Pull every line that includes the word "niet" out of the data below and copy it.

╭─ Data excerpts

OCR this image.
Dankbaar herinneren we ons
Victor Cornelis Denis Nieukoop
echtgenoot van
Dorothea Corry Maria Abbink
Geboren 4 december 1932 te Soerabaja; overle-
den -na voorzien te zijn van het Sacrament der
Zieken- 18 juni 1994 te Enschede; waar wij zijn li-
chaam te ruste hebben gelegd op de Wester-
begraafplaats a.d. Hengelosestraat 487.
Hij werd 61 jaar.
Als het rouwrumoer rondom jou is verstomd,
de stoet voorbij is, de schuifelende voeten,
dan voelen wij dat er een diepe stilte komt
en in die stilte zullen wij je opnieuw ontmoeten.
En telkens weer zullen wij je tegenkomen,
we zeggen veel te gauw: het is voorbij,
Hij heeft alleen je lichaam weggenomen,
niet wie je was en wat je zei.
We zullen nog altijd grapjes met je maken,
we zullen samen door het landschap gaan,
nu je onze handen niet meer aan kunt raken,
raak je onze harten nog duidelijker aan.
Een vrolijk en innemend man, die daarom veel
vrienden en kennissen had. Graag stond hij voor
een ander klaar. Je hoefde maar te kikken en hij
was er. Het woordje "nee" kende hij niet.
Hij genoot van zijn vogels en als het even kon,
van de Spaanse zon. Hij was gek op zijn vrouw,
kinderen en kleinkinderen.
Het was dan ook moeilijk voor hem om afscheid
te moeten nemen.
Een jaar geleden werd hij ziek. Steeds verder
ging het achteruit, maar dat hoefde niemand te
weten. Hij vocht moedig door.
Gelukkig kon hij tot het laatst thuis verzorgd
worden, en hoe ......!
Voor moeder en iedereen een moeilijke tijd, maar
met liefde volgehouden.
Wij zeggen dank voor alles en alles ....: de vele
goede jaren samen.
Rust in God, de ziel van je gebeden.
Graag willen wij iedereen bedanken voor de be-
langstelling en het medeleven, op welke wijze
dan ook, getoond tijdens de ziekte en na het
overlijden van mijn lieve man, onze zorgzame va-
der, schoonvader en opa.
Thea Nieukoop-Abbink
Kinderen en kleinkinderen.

╰─
╭─ Data excerpts

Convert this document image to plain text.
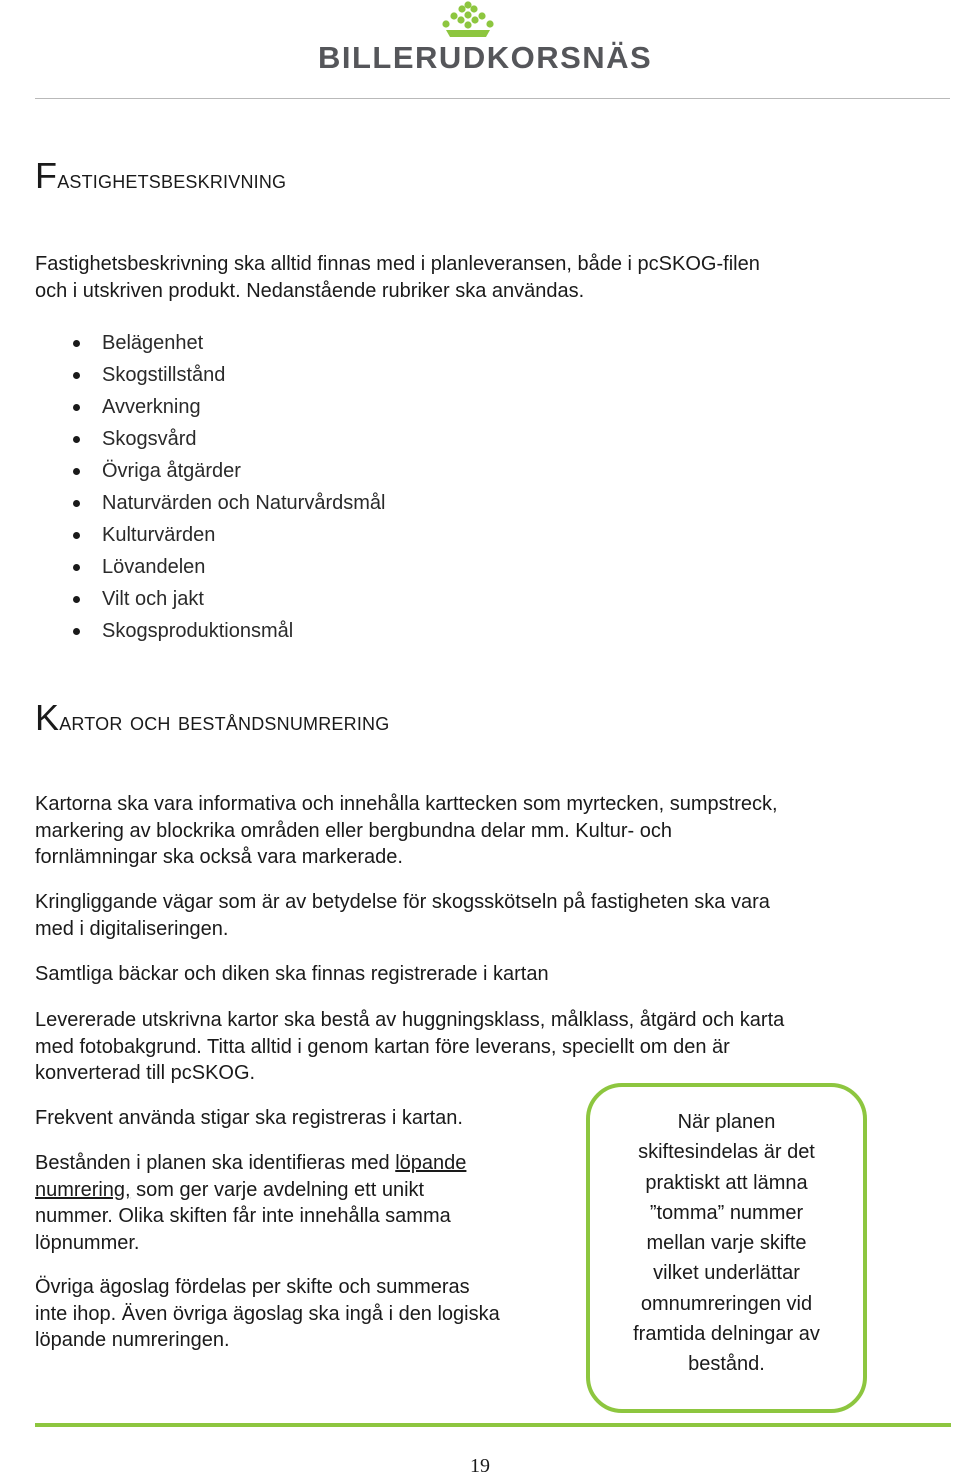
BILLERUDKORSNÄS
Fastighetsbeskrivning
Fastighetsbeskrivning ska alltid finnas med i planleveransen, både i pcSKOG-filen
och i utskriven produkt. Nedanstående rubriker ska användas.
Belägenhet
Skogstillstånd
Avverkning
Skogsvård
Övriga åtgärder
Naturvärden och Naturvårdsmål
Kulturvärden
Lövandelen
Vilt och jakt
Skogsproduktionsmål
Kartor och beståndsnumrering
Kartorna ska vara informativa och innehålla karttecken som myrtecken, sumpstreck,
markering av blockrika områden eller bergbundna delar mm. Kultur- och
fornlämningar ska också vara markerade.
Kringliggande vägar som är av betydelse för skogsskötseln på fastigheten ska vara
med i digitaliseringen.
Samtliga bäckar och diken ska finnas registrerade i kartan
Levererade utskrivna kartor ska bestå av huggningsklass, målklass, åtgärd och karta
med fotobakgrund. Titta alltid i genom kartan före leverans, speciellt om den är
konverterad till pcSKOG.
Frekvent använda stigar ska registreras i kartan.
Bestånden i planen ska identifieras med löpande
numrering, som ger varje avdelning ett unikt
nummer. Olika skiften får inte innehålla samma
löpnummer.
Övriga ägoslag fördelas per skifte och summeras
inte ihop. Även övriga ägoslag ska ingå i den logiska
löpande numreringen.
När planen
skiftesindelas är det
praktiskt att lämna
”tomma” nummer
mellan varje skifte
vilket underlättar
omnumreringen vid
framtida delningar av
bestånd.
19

╰─

> _Answer space_:
niet wie je was en wat je zei.
nu je onze handen niet meer aan kunt raken,
was er. Het woordje "nee" kende hij niet.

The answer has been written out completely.